**MATERIAL PROVIDED**
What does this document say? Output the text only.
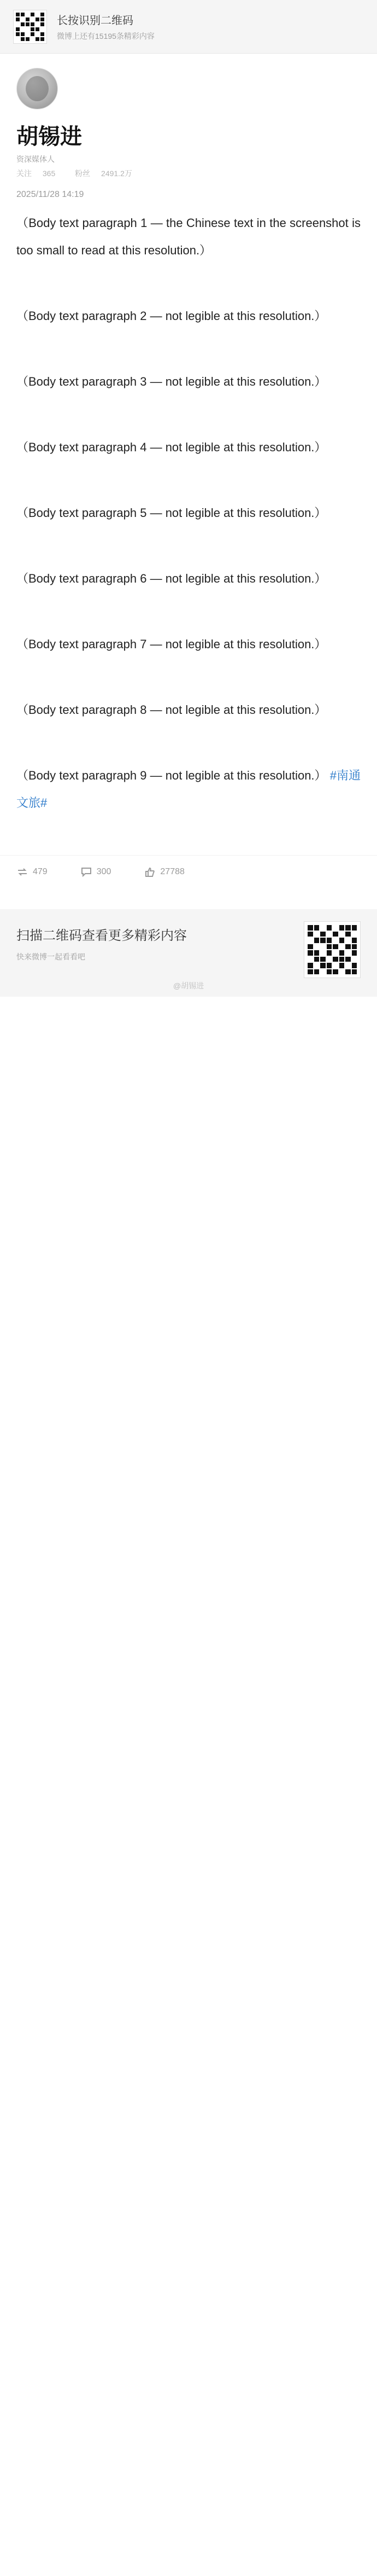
长按识别二维码
微博上还有15195条精彩内容
胡锡进
资深媒体人
关注 365	粉丝 2491.2万
2025/11/28 14:19

（Body text paragraph 1 — the Chinese text in the screenshot is too small to read at this resolution.）

（Body text paragraph 2 — not legible at this resolution.）

（Body text paragraph 3 — not legible at this resolution.）

（Body text paragraph 4 — not legible at this resolution.）

（Body text paragraph 5 — not legible at this resolution.）

（Body text paragraph 6 — not legible at this resolution.）

（Body text paragraph 7 — not legible at this resolution.）

（Body text paragraph 8 — not legible at this resolution.）

（Body text paragraph 9 — not legible at this resolution.） #南通文旅#

479	300	27788
扫描二维码查看更多精彩内容
快来微博一起看看吧
@胡锡进
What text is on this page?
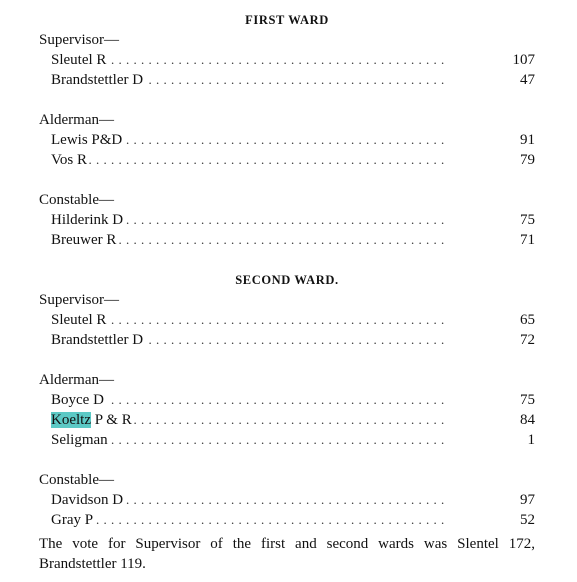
FIRST WARD
Supervisor—
. . .
Sleutel R	107
. . .
Brandstettler D	47
Alderman—
. . .
Lewis P&D	91
. . .
Vos R	79
Constable—
. . .
Hilderink D	75
. . .
Breuwer R	71
SECOND WARD.
Supervisor—
. . .
Sleutel R	65
. . .
Brandstettler D	72
Alderman—
. . .
Boyce D	75
. . .
Koeltz P & R	84
. . .
Seligman	1
Constable—
. . .
Davidson D	97
. . .
Gray P	52
The vote for Supervisor of the first and second wards was Slentel 172, Brandstettler 119.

**AIM OF THE TASK**
Skip the pictures and retype exactly the lines from the one that contains "What text is on this page?" to the last line of the records.

**EXPECTED ANSWER**
What text is on this page?
FIRST WARD
Supervisor—
. . .
Sleutel R	107
. . .
Brandstettler D	47
Alderman—
. . .
Lewis P&D	91
. . .
Vos R	79
Constable—
. . .
Hilderink D	75
. . .
Breuwer R	71
SECOND WARD.
Supervisor—
. . .
Sleutel R	65
. . .
Brandstettler D	72
Alderman—
. . .
Boyce D	75
. . .
Koeltz P & R	84
. . .
Seligman	1
Constable—
. . .
Davidson D	97
. . .
Gray P	52
The vote for Supervisor of the first and second wards was Slentel 172, Brandstettler 119.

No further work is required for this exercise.